Goal of the exercise: Each entry below should be reproduced character for character.
--- begin Entries supplied ---
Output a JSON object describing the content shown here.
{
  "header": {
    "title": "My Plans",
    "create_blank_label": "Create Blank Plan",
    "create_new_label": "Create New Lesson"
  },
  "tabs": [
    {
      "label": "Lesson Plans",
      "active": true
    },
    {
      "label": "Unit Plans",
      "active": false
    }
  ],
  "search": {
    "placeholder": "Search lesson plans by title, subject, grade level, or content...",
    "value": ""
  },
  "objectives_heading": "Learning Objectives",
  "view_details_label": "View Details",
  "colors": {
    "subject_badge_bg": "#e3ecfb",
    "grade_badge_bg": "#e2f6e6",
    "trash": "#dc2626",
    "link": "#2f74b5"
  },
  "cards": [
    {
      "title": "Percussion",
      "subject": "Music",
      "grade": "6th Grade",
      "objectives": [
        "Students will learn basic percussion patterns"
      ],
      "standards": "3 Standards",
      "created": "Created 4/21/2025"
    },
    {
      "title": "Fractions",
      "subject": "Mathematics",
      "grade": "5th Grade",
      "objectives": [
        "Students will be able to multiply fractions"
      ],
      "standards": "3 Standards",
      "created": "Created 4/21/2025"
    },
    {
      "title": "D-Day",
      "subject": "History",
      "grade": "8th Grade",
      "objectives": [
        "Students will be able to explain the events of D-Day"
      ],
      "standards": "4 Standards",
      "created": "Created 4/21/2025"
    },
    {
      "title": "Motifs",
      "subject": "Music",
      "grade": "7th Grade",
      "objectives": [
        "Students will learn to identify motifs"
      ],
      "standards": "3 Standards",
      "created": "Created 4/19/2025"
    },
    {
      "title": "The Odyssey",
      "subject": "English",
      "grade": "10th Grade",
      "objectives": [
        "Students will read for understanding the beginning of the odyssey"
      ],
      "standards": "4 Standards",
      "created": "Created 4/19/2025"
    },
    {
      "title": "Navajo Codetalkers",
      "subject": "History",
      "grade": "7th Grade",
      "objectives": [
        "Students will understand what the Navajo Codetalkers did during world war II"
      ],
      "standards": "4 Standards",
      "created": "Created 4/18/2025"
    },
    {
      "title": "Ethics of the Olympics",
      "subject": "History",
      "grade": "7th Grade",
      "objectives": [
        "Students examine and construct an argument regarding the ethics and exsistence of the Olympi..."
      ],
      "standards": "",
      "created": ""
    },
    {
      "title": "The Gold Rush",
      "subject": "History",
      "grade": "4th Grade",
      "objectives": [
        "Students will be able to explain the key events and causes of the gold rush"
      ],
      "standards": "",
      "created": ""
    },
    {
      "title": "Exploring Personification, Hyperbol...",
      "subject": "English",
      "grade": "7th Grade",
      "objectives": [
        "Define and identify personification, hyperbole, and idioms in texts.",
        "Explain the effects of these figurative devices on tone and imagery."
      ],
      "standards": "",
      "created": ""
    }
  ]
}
--- end Entries supplied ---
Complete answer:
Output a JSON object describing the content shown here.
{
  "header": {
    "title": "My Plans",
    "create_blank_label": "Create Blank Plan",
    "create_new_label": "Create New Lesson"
  },
  "tabs": [
    {
      "label": "Lesson Plans",
      "active": true
    },
    {
      "label": "Unit Plans",
      "active": false
    }
  ],
  "search": {
    "placeholder": "Search lesson plans by title, subject, grade level, or content...",
    "value": ""
  },
  "objectives_heading": "Learning Objectives",
  "view_details_label": "View Details",
  "colors": {
    "subject_badge_bg": "#e3ecfb",
    "grade_badge_bg": "#e2f6e6",
    "trash": "#dc2626",
    "link": "#2f74b5"
  },
  "cards": [
    {
      "title": "Percussion",
      "subject": "Music",
      "grade": "6th Grade",
      "objectives": [
        "Students will learn basic percussion patterns"
      ],
      "standards": "3 Standards",
      "created": "Created 4/21/2025"
    },
    {
      "title": "Fractions",
      "subject": "Mathematics",
      "grade": "5th Grade",
      "objectives": [
        "Students will be able to multiply fractions"
      ],
      "standards": "3 Standards",
      "created": "Created 4/21/2025"
    },
    {
      "title": "D-Day",
      "subject": "History",
      "grade": "8th Grade",
      "objectives": [
        "Students will be able to explain the events of D-Day"
      ],
      "standards": "4 Standards",
      "created": "Created 4/21/2025"
    },
    {
      "title": "Motifs",
      "subject": "Music",
      "grade": "7th Grade",
      "objectives": [
        "Students will learn to identify motifs"
      ],
      "standards": "3 Standards",
      "created": "Created 4/19/2025"
    },
    {
      "title": "The Odyssey",
      "subject": "English",
      "grade": "10th Grade",
      "objectives": [
        "Students will read for understanding the beginning of the odyssey"
      ],
      "standards": "4 Standards",
      "created": "Created 4/19/2025"
    },
    {
      "title": "Navajo Codetalkers",
      "subject": "History",
      "grade": "7th Grade",
      "objectives": [
        "Students will understand what the Navajo Codetalkers did during world war II"
      ],
      "standards": "4 Standards",
      "created": "Created 4/18/2025"
    },
    {
      "title": "Ethics of the Olympics",
      "subject": "History",
      "grade": "7th Grade",
      "objectives": [
        "Students examine and construct an argument regarding the ethics and exsistence of the Olympi..."
      ],
      "standards": "",
      "created": ""
    },
    {
      "title": "The Gold Rush",
      "subject": "History",
      "grade": "4th Grade",
      "objectives": [
        "Students will be able to explain the key events and causes of the gold rush"
      ],
      "standards": "",
      "created": ""
    },
    {
      "title": "Exploring Personification, Hyperbol...",
      "subject": "English",
      "grade": "7th Grade",
      "objectives": [
        "Define and identify personification, hyperbole, and idioms in texts.",
        "Explain the effects of these figurative devices on tone and imagery."
      ],
      "standards": "",
      "created": ""
    }
  ]
}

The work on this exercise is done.